* start DATASET RECORDS *

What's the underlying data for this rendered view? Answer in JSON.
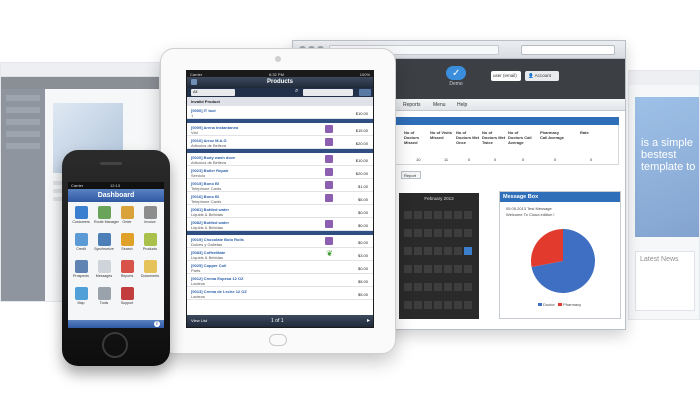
{
  "bg_right": {
    "banner_text": "is a simple bestest template to",
    "card_text": "Latest News"
  },
  "browser": {
    "logo_text": "Demo",
    "user_box": "user (email)",
    "account_button": "Account",
    "menu": [
      "Reports",
      "Menu",
      "Help"
    ],
    "stats": {
      "headers": [
        "No of Doctors Missed",
        "No of Visits Missed",
        "No of Doctors Met Once",
        "No of Doctors Met Twice",
        "No of Doctors Call Average",
        "Pharmacy Call Average",
        "Rate"
      ],
      "values": [
        "10",
        "11",
        "0",
        "0",
        "0",
        "0",
        "0"
      ]
    },
    "report_button": "Report",
    "calendar_title": "February 2013",
    "message_box": {
      "title": "Message Box",
      "line1": "05.05.2013  Test Message",
      "line2": "Welcome To Cloud edition !",
      "legend": [
        "Doctor",
        "Pharmacy"
      ],
      "colors": {
        "doctor": "#3f6fc2",
        "pharmacy": "#e23b2e"
      },
      "pie": {
        "doctor": 0.72,
        "pharmacy": 0.28
      }
    }
  },
  "tablet": {
    "status_left": "Carrier",
    "status_time": "6:32 PM",
    "status_right": "100%",
    "title": "Products",
    "filter_value": "All",
    "groups": [
      {
        "header": "Invalid Product",
        "rows": [
          {
            "name": "[0000] IT tool",
            "sub": "1",
            "price": "$10.00",
            "badge": "none"
          }
        ]
      },
      {
        "header": "",
        "rows": [
          {
            "name": "[0009] Arena Instantanea",
            "sub": "Vial",
            "price": "$15.00",
            "badge": "tag"
          },
          {
            "name": "[0010] Arroz M.A.G",
            "sub": "Articulos de Belleza",
            "price": "$20.00",
            "badge": "tag"
          }
        ]
      },
      {
        "header": "",
        "rows": [
          {
            "name": "[0020] Body wash dove",
            "sub": "Articulos de Belleza",
            "price": "$10.00",
            "badge": "tag"
          },
          {
            "name": "[0023] Boiler Repair",
            "sub": "Servicio",
            "price": "$20.00",
            "badge": "tag"
          },
          {
            "name": "[0015] Bono Bl",
            "sub": "Telephone Cards",
            "price": "$1.00",
            "badge": "tag"
          },
          {
            "name": "[0016] Bono Bl",
            "sub": "Telephone Cards",
            "price": "$5.00",
            "badge": "tag"
          },
          {
            "name": "[0081] Bottled water",
            "sub": "Liquids & Bebidas",
            "price": "$0.00",
            "badge": "none"
          },
          {
            "name": "[0082] Bottled water",
            "sub": "Liquids & Bebidas",
            "price": "$0.00",
            "badge": "tag"
          }
        ]
      },
      {
        "header": "",
        "rows": [
          {
            "name": "[0019] Chocolate Bolo Rolls",
            "sub": "Dulces y Galletas",
            "price": "$0.00",
            "badge": "tag"
          },
          {
            "name": "[0083] CoffeeMate",
            "sub": "Liquids & Bebidas",
            "price": "$3.00",
            "badge": "leaf"
          },
          {
            "name": "[0025] Copper Coil",
            "sub": "Parts",
            "price": "$0.00",
            "badge": "none"
          },
          {
            "name": "[0012] Crema Espesa 12 OZ",
            "sub": "Lacteos",
            "price": "$5.00",
            "badge": "none"
          },
          {
            "name": "[0013] Crema de Leche 12 OZ",
            "sub": "Lacteos",
            "price": "$5.00",
            "badge": "none"
          }
        ]
      }
    ],
    "footer_left": "View List",
    "pager": "1 of 1"
  },
  "phone": {
    "status_left": "Carrier",
    "status_time": "12:13",
    "title": "Dashboard",
    "icons": [
      {
        "label": "Customers",
        "color": "#3b7fd0"
      },
      {
        "label": "Route Manager",
        "color": "#6aa35a"
      },
      {
        "label": "Order",
        "color": "#d9a23a"
      },
      {
        "label": "Invoice",
        "color": "#8d8d8d"
      },
      {
        "label": "Credit",
        "color": "#5c9ad6"
      },
      {
        "label": "Synchronize",
        "color": "#4c7fb8"
      },
      {
        "label": "Search",
        "color": "#e0a12b"
      },
      {
        "label": "Products",
        "color": "#a9c04a"
      },
      {
        "label": "Prospects",
        "color": "#5f84b3"
      },
      {
        "label": "Messages",
        "color": "#cfd4da"
      },
      {
        "label": "Reports",
        "color": "#d8544a"
      },
      {
        "label": "Documents",
        "color": "#e6c25a"
      },
      {
        "label": "Map",
        "color": "#4fa0d9"
      },
      {
        "label": "Tools",
        "color": "#9aa2ab"
      },
      {
        "label": "Support",
        "color": "#c23d3d"
      }
    ]
  }
}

* end DATASET RECORDS *

* WRITTEN INSTRUCTION
Repeat the records above verbatim, with no pictures in the result.

* FINISHED TASK
What's the underlying data for this rendered view? Answer in JSON.
{
  "bg_right": {
    "banner_text": "is a simple bestest template to",
    "card_text": "Latest News"
  },
  "browser": {
    "logo_text": "Demo",
    "user_box": "user (email)",
    "account_button": "Account",
    "menu": [
      "Reports",
      "Menu",
      "Help"
    ],
    "stats": {
      "headers": [
        "No of Doctors Missed",
        "No of Visits Missed",
        "No of Doctors Met Once",
        "No of Doctors Met Twice",
        "No of Doctors Call Average",
        "Pharmacy Call Average",
        "Rate"
      ],
      "values": [
        "10",
        "11",
        "0",
        "0",
        "0",
        "0",
        "0"
      ]
    },
    "report_button": "Report",
    "calendar_title": "February 2013",
    "message_box": {
      "title": "Message Box",
      "line1": "05.05.2013  Test Message",
      "line2": "Welcome To Cloud edition !",
      "legend": [
        "Doctor",
        "Pharmacy"
      ],
      "colors": {
        "doctor": "#3f6fc2",
        "pharmacy": "#e23b2e"
      },
      "pie": {
        "doctor": 0.72,
        "pharmacy": 0.28
      }
    }
  },
  "tablet": {
    "status_left": "Carrier",
    "status_time": "6:32 PM",
    "status_right": "100%",
    "title": "Products",
    "filter_value": "All",
    "groups": [
      {
        "header": "Invalid Product",
        "rows": [
          {
            "name": "[0000] IT tool",
            "sub": "1",
            "price": "$10.00",
            "badge": "none"
          }
        ]
      },
      {
        "header": "",
        "rows": [
          {
            "name": "[0009] Arena Instantanea",
            "sub": "Vial",
            "price": "$15.00",
            "badge": "tag"
          },
          {
            "name": "[0010] Arroz M.A.G",
            "sub": "Articulos de Belleza",
            "price": "$20.00",
            "badge": "tag"
          }
        ]
      },
      {
        "header": "",
        "rows": [
          {
            "name": "[0020] Body wash dove",
            "sub": "Articulos de Belleza",
            "price": "$10.00",
            "badge": "tag"
          },
          {
            "name": "[0023] Boiler Repair",
            "sub": "Servicio",
            "price": "$20.00",
            "badge": "tag"
          },
          {
            "name": "[0015] Bono Bl",
            "sub": "Telephone Cards",
            "price": "$1.00",
            "badge": "tag"
          },
          {
            "name": "[0016] Bono Bl",
            "sub": "Telephone Cards",
            "price": "$5.00",
            "badge": "tag"
          },
          {
            "name": "[0081] Bottled water",
            "sub": "Liquids & Bebidas",
            "price": "$0.00",
            "badge": "none"
          },
          {
            "name": "[0082] Bottled water",
            "sub": "Liquids & Bebidas",
            "price": "$0.00",
            "badge": "tag"
          }
        ]
      },
      {
        "header": "",
        "rows": [
          {
            "name": "[0019] Chocolate Bolo Rolls",
            "sub": "Dulces y Galletas",
            "price": "$0.00",
            "badge": "tag"
          },
          {
            "name": "[0083] CoffeeMate",
            "sub": "Liquids & Bebidas",
            "price": "$3.00",
            "badge": "leaf"
          },
          {
            "name": "[0025] Copper Coil",
            "sub": "Parts",
            "price": "$0.00",
            "badge": "none"
          },
          {
            "name": "[0012] Crema Espesa 12 OZ",
            "sub": "Lacteos",
            "price": "$5.00",
            "badge": "none"
          },
          {
            "name": "[0013] Crema de Leche 12 OZ",
            "sub": "Lacteos",
            "price": "$5.00",
            "badge": "none"
          }
        ]
      }
    ],
    "footer_left": "View List",
    "pager": "1 of 1"
  },
  "phone": {
    "status_left": "Carrier",
    "status_time": "12:13",
    "title": "Dashboard",
    "icons": [
      {
        "label": "Customers",
        "color": "#3b7fd0"
      },
      {
        "label": "Route Manager",
        "color": "#6aa35a"
      },
      {
        "label": "Order",
        "color": "#d9a23a"
      },
      {
        "label": "Invoice",
        "color": "#8d8d8d"
      },
      {
        "label": "Credit",
        "color": "#5c9ad6"
      },
      {
        "label": "Synchronize",
        "color": "#4c7fb8"
      },
      {
        "label": "Search",
        "color": "#e0a12b"
      },
      {
        "label": "Products",
        "color": "#a9c04a"
      },
      {
        "label": "Prospects",
        "color": "#5f84b3"
      },
      {
        "label": "Messages",
        "color": "#cfd4da"
      },
      {
        "label": "Reports",
        "color": "#d8544a"
      },
      {
        "label": "Documents",
        "color": "#e6c25a"
      },
      {
        "label": "Map",
        "color": "#4fa0d9"
      },
      {
        "label": "Tools",
        "color": "#9aa2ab"
      },
      {
        "label": "Support",
        "color": "#c23d3d"
      }
    ]
  }
}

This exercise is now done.